◆ **SHORT PROBLEM**:
Across the entries below, count the lines in which the word "subtitle" occurs. Reply with the count alone.

Excerpt from a dataset
--*--
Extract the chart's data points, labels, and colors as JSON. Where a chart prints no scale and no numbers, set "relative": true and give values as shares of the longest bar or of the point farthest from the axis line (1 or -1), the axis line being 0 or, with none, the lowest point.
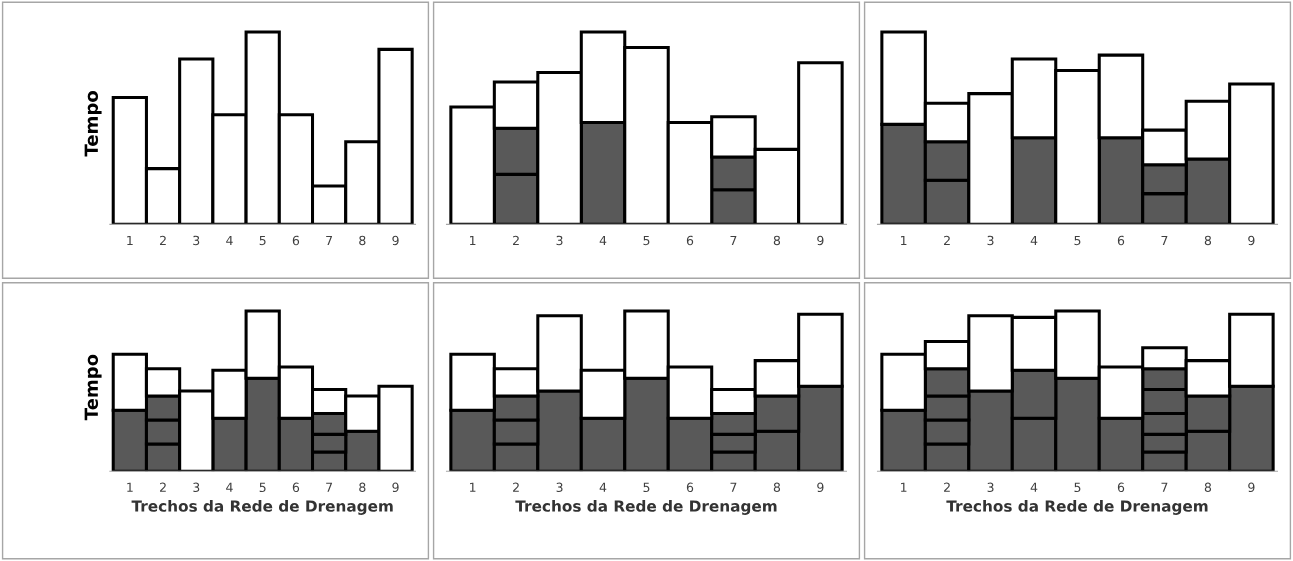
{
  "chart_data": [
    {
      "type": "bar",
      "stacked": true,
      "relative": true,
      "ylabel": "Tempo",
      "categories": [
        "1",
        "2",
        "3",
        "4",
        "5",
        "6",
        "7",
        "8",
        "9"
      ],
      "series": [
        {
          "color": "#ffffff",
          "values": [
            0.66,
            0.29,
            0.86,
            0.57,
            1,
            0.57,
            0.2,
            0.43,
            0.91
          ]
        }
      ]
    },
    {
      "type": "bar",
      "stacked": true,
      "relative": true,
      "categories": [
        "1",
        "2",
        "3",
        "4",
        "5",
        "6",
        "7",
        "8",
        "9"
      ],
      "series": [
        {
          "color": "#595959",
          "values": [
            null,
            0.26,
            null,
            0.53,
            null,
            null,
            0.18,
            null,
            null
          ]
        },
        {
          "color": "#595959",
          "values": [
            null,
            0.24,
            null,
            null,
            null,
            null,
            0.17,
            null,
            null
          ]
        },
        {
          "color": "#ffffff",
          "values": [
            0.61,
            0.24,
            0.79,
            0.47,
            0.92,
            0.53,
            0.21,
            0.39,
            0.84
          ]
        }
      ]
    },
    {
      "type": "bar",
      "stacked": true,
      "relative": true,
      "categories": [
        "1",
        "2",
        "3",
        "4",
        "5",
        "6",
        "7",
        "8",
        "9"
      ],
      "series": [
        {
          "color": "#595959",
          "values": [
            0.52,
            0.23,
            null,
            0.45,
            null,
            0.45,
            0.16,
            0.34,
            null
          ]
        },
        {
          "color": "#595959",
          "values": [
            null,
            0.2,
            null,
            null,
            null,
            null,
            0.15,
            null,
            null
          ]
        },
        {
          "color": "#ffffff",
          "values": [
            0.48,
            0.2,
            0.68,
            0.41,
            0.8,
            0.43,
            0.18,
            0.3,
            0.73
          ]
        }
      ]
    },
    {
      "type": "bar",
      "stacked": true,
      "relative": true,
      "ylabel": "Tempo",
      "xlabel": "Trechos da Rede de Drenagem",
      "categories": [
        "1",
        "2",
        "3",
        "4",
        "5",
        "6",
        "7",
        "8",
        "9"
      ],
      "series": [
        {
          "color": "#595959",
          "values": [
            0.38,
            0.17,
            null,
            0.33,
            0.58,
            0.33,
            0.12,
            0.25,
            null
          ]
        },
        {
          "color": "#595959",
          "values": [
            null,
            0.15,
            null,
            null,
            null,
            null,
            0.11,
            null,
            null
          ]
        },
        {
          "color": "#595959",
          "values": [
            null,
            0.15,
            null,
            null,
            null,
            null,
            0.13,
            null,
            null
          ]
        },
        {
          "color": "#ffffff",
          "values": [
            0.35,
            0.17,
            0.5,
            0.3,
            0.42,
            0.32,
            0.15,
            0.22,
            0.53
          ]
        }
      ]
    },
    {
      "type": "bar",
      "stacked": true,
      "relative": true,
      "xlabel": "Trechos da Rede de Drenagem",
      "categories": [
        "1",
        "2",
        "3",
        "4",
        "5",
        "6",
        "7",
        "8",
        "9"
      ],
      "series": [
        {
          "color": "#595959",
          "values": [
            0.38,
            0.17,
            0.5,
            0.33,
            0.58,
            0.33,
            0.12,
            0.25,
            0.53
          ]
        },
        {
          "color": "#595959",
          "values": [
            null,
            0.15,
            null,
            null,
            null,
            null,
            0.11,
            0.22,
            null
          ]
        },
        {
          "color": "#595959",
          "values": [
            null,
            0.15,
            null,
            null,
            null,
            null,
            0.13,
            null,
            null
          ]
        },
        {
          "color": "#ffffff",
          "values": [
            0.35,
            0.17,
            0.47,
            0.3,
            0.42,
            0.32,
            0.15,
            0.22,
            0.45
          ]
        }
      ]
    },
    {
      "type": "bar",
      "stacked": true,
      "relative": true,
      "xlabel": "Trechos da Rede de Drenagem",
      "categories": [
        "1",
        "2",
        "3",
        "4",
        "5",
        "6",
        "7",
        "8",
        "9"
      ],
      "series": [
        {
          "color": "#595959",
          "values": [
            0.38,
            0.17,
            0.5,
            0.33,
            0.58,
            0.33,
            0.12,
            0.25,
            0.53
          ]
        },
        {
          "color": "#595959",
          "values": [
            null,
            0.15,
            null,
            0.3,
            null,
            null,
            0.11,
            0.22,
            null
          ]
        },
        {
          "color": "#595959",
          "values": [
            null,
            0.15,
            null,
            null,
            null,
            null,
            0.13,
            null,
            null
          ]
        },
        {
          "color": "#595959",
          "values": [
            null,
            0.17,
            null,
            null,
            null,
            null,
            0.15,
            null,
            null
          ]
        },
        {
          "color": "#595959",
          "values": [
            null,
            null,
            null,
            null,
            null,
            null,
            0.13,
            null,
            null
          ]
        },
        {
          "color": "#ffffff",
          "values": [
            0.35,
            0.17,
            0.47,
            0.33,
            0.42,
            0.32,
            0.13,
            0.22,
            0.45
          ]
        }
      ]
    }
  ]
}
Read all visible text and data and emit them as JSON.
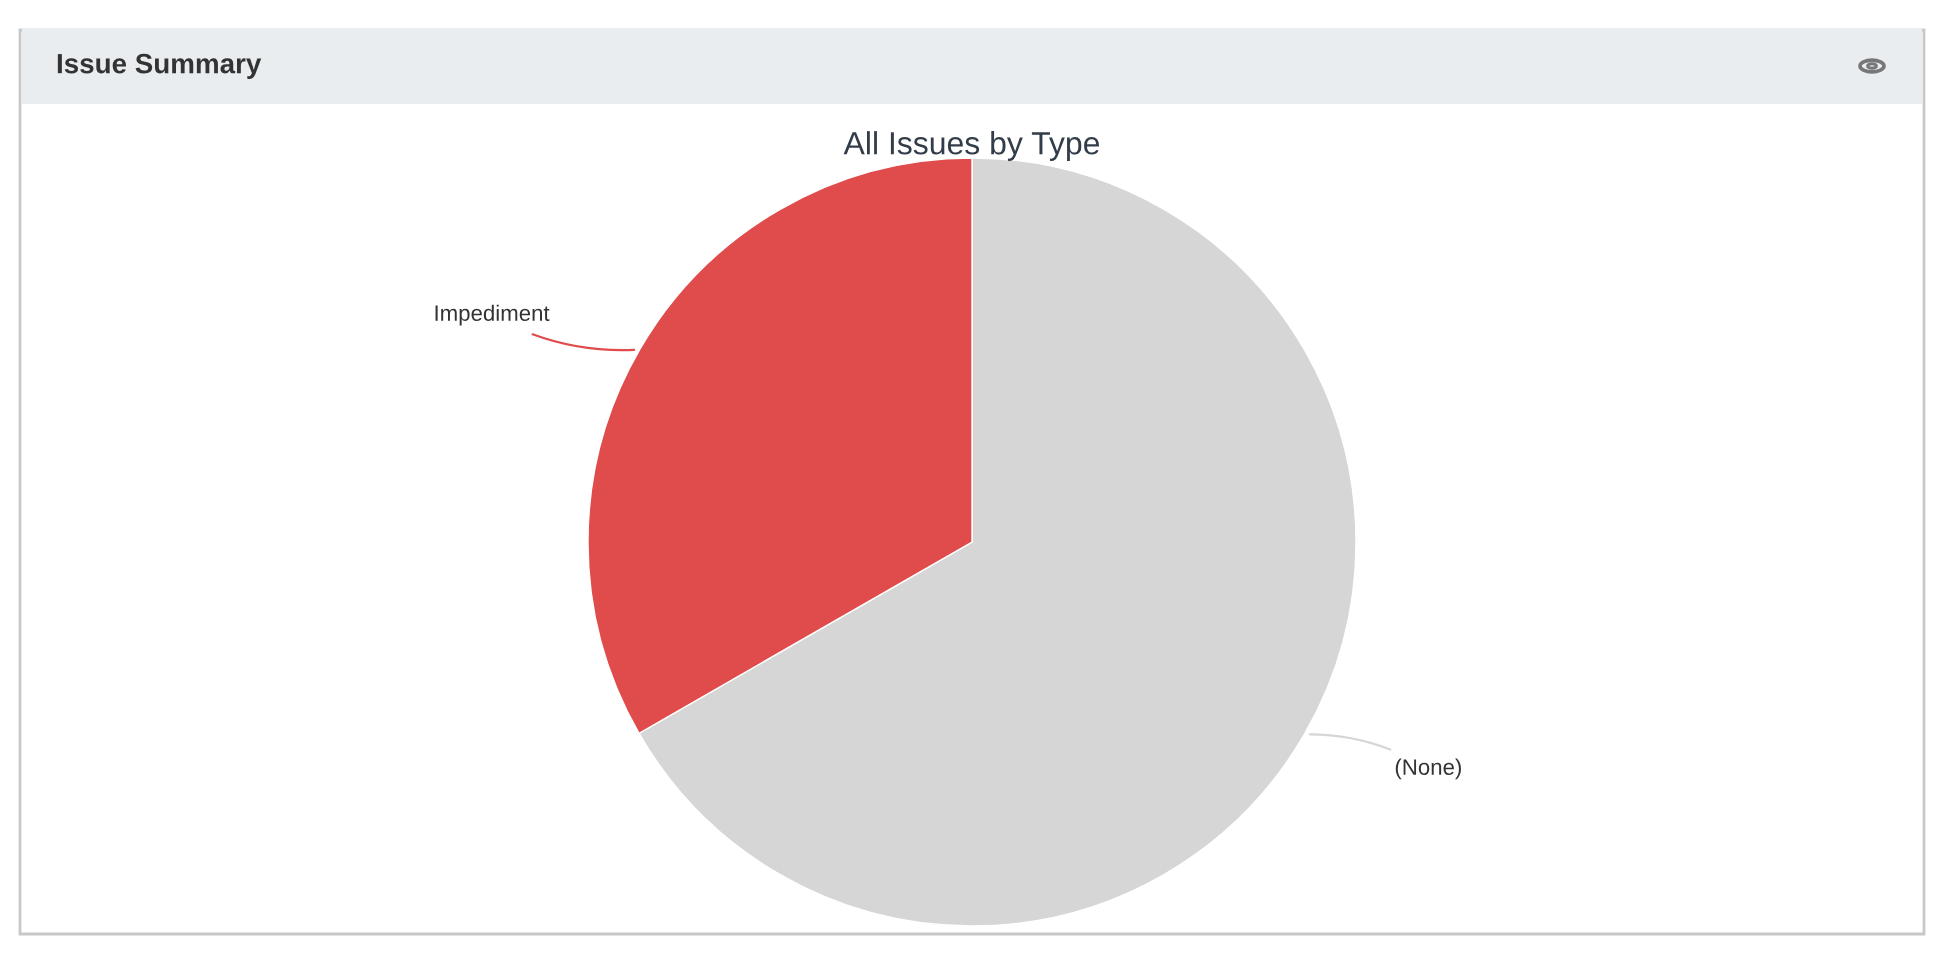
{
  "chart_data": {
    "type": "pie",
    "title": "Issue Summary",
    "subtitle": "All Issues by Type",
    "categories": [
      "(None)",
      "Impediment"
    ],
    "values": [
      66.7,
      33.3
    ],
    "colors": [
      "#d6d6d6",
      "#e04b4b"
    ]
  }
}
--*--
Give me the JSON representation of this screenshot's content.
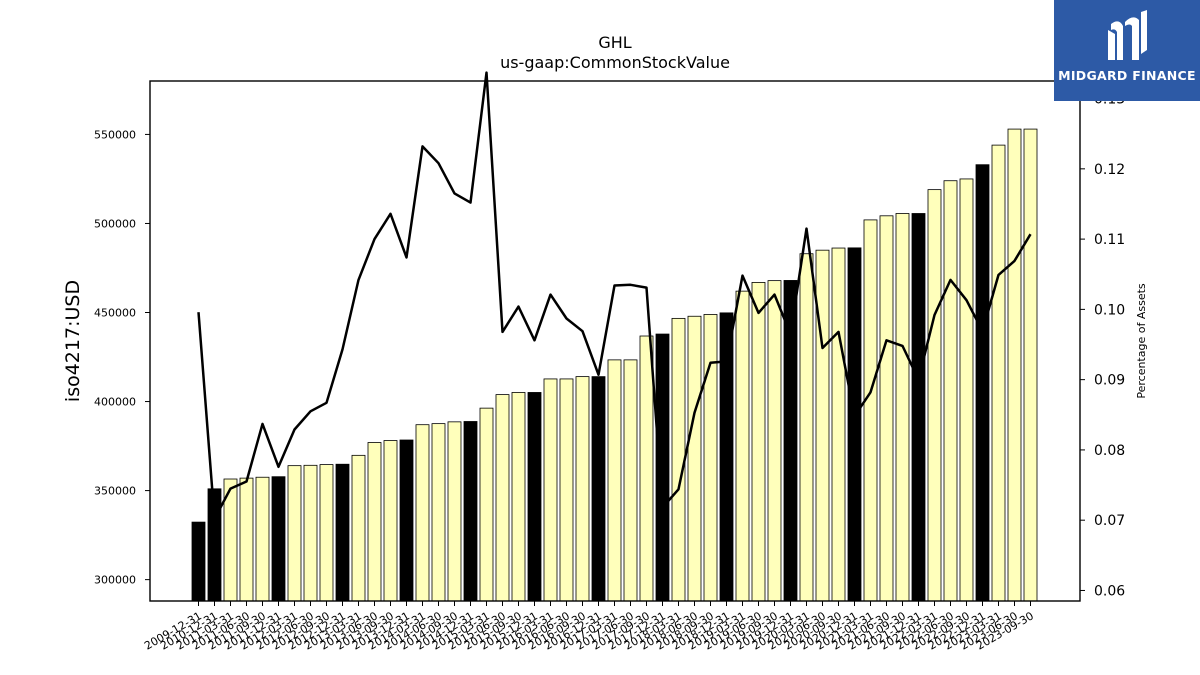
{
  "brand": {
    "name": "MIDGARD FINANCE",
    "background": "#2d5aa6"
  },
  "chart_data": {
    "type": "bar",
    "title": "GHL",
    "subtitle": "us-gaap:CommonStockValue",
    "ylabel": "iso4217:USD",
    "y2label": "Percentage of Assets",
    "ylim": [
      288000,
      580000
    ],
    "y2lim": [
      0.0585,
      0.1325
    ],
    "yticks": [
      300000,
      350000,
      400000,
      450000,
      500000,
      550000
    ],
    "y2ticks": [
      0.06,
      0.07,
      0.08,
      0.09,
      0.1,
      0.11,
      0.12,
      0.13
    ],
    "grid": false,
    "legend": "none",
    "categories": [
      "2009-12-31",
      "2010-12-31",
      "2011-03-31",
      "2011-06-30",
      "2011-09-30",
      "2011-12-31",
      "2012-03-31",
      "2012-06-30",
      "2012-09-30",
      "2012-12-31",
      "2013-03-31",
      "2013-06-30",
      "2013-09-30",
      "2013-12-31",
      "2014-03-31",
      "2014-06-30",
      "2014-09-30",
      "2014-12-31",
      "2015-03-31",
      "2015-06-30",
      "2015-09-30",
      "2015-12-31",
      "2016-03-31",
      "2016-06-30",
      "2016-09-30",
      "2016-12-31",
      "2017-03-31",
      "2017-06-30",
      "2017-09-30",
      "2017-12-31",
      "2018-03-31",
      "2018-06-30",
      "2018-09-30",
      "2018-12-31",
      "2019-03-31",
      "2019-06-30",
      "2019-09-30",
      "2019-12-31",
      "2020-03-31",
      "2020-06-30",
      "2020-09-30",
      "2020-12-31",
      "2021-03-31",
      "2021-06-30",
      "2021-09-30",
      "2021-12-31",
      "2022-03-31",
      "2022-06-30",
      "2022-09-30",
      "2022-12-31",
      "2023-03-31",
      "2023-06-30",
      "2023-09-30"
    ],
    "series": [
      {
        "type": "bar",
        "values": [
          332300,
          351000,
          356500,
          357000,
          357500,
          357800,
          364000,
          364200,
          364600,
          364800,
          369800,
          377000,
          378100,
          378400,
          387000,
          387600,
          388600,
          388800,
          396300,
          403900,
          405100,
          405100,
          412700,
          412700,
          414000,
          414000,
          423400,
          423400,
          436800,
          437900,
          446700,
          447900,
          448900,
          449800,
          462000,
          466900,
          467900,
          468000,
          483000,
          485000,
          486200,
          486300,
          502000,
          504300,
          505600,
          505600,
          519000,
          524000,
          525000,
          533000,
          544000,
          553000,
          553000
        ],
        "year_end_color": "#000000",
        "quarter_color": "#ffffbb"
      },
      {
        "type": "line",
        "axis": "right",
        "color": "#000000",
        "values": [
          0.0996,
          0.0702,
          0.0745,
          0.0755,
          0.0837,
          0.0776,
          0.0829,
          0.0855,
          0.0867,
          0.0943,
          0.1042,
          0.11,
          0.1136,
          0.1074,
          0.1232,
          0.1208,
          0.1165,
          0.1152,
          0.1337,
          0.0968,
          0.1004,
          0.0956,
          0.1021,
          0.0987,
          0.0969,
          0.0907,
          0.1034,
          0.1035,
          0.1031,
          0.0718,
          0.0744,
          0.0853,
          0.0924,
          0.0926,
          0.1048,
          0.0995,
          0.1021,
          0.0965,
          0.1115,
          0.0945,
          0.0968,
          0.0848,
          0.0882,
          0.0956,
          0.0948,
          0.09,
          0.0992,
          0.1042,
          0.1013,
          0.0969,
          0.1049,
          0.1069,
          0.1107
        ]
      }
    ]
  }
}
--*--
◆ **FULL RESPONSE**:
2